> **Given task**:
Find the number of lines below in which the word "from" appears, and write that number only.

* * *

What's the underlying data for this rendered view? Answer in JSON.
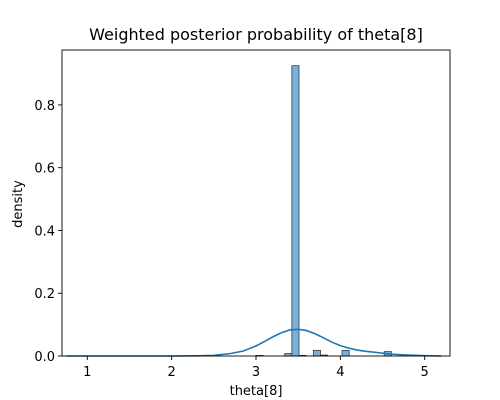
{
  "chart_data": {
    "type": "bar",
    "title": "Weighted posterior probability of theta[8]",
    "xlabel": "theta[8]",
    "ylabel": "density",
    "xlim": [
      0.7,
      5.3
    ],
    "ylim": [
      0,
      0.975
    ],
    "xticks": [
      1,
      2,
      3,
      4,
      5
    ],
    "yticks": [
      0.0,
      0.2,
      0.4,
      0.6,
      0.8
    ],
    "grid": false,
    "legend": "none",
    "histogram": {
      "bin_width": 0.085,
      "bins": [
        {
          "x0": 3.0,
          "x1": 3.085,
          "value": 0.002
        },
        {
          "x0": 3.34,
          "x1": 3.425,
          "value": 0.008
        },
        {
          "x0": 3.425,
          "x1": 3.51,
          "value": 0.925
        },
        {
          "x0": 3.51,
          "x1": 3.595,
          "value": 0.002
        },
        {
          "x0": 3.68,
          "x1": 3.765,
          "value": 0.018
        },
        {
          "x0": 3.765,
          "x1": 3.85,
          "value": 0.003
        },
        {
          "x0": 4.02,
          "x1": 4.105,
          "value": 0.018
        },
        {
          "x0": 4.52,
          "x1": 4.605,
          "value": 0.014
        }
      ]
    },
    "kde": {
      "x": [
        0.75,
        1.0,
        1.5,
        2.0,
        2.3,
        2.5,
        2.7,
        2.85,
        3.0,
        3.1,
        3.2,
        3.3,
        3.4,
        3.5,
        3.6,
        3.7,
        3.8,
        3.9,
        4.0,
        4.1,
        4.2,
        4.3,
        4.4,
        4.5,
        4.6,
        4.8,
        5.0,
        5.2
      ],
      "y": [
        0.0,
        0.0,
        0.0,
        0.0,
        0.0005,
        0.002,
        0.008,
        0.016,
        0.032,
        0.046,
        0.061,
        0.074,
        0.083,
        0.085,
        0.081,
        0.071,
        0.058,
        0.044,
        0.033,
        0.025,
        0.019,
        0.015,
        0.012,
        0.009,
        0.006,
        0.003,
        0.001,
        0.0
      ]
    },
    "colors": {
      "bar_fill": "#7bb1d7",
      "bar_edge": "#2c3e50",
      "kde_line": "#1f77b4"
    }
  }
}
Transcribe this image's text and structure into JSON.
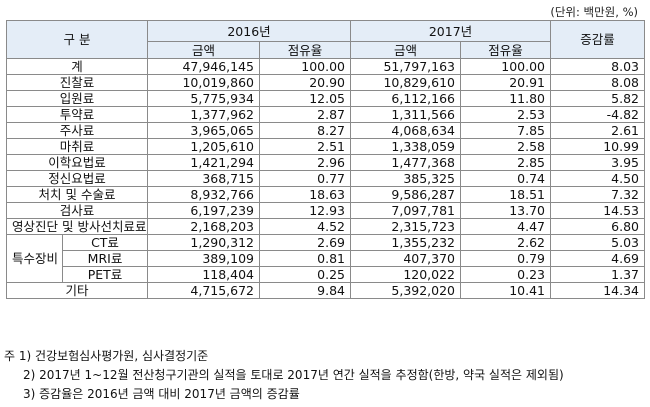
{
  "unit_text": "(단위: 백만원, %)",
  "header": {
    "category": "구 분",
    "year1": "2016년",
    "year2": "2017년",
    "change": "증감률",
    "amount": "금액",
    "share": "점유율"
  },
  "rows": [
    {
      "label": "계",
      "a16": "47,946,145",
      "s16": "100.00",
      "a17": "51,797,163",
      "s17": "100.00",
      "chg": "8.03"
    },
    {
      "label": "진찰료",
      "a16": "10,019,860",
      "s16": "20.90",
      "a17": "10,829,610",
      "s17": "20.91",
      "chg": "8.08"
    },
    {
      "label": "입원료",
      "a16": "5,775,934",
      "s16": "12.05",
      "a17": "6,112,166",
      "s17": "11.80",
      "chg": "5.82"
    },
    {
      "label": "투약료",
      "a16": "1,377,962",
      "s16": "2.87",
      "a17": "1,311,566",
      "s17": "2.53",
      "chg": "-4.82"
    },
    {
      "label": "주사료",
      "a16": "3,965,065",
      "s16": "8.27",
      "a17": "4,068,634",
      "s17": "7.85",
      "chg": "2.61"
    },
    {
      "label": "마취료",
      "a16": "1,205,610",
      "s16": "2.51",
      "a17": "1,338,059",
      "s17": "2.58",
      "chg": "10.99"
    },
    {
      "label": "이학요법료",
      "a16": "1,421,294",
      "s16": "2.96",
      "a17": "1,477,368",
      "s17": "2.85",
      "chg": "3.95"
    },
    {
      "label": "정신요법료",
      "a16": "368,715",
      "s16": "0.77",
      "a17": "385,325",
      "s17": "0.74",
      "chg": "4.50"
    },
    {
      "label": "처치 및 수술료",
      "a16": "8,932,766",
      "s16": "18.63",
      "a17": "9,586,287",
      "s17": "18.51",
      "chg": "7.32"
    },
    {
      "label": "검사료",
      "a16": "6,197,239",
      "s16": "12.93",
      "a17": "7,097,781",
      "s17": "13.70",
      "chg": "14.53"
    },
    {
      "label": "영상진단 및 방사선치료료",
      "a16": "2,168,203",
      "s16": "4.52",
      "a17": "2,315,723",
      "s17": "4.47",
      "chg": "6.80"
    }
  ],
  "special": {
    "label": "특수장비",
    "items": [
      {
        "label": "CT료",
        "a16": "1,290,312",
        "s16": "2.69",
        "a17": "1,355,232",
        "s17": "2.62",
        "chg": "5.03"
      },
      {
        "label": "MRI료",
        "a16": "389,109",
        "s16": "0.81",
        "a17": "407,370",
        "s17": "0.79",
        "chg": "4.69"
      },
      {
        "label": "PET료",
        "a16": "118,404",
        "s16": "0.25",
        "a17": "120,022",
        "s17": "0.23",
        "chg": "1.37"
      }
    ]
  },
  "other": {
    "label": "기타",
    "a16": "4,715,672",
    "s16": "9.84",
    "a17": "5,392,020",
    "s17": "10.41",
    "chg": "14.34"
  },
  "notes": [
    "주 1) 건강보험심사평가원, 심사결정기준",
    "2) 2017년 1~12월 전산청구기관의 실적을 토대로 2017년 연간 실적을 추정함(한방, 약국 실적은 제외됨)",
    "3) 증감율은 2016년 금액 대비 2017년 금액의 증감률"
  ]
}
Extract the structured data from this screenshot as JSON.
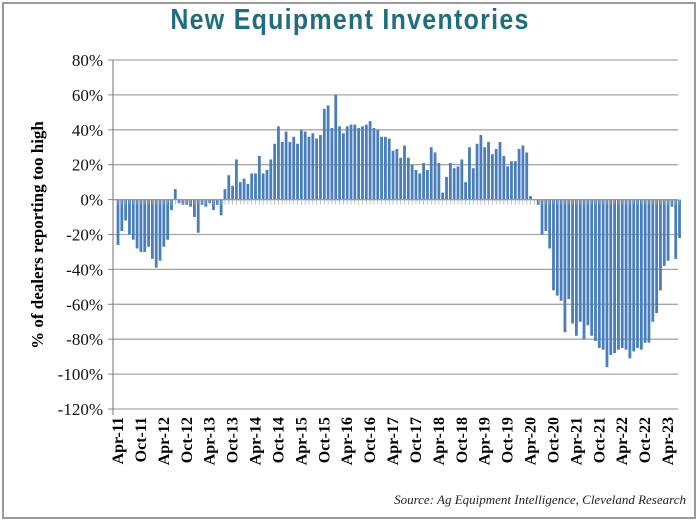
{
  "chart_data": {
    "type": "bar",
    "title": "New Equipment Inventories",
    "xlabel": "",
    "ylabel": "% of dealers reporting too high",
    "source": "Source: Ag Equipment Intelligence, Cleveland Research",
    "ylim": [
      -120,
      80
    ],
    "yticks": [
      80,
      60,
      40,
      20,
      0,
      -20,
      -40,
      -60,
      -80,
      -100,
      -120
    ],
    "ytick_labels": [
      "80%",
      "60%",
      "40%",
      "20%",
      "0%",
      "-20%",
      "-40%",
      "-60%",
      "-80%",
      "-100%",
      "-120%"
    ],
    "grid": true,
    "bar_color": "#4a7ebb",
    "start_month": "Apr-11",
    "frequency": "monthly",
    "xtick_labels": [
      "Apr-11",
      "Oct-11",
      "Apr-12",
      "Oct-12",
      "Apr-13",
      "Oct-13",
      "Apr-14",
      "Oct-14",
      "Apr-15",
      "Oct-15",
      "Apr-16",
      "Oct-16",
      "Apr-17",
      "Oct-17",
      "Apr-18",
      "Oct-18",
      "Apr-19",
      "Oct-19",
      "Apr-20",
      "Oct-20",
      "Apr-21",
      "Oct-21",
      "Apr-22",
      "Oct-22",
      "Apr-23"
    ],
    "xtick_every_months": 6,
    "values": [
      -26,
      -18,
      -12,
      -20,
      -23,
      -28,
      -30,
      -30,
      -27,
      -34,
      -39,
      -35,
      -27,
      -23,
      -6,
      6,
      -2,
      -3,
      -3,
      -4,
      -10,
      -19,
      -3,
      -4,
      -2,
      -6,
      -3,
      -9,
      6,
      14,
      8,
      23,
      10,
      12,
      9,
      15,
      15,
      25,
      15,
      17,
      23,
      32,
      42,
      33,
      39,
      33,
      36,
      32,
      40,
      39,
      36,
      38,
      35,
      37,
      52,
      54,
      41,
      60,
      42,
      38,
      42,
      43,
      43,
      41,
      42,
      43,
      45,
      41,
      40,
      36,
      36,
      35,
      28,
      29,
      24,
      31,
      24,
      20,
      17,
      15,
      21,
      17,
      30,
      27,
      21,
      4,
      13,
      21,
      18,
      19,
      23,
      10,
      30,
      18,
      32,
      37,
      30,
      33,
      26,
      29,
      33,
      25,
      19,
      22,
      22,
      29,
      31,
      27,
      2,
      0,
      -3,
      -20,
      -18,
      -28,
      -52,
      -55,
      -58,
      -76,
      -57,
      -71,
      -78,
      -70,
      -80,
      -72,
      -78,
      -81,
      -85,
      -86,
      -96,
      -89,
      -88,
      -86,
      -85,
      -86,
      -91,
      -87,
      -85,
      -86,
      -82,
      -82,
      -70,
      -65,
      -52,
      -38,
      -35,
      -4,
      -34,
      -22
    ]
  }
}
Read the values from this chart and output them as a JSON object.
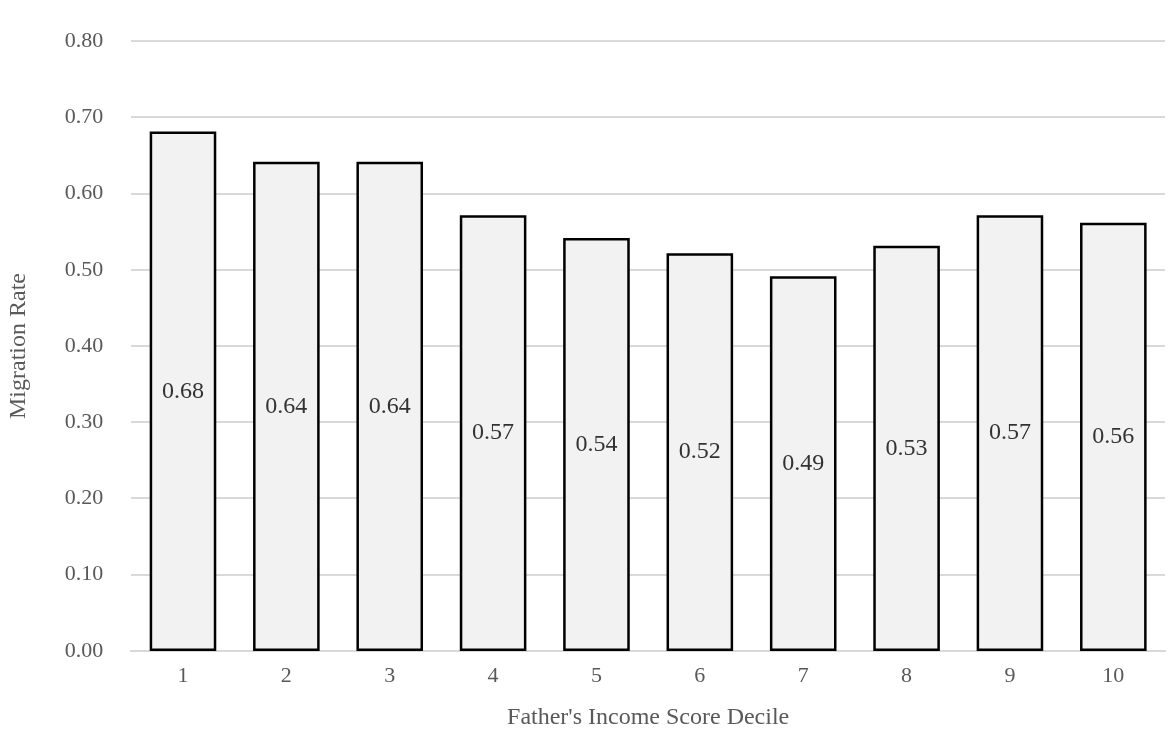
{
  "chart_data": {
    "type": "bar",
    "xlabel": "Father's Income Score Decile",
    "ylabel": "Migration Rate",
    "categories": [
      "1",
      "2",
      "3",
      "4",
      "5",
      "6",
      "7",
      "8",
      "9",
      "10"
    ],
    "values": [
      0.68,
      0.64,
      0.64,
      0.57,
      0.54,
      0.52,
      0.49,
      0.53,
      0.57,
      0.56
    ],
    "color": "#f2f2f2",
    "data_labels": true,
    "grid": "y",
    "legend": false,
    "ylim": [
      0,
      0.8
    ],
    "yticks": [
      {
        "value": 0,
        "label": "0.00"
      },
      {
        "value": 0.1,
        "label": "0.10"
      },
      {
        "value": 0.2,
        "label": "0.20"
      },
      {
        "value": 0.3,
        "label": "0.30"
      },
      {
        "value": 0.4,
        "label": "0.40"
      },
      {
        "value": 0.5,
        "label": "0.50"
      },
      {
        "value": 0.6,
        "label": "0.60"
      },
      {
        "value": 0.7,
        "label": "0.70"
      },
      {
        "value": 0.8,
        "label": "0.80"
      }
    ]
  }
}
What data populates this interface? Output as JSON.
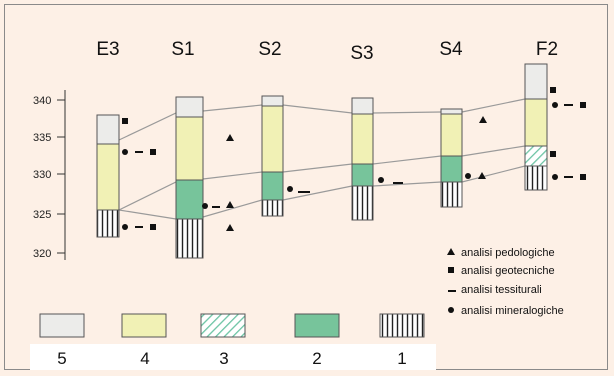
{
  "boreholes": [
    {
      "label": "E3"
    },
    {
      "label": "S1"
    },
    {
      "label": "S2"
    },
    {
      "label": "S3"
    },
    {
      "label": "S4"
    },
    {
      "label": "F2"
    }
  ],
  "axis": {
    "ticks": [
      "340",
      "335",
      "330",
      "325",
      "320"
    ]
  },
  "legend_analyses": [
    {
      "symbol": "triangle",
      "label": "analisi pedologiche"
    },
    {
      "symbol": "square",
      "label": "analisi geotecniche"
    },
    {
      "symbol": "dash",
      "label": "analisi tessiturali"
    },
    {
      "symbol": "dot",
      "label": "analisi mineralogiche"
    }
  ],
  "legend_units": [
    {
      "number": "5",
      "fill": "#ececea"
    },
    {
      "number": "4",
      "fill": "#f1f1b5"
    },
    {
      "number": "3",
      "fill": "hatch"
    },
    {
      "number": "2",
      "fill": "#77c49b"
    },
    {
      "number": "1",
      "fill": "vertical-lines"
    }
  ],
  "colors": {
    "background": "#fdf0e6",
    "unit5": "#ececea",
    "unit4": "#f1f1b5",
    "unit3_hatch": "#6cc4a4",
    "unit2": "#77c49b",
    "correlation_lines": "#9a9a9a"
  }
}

* * *

> **Task output**:
2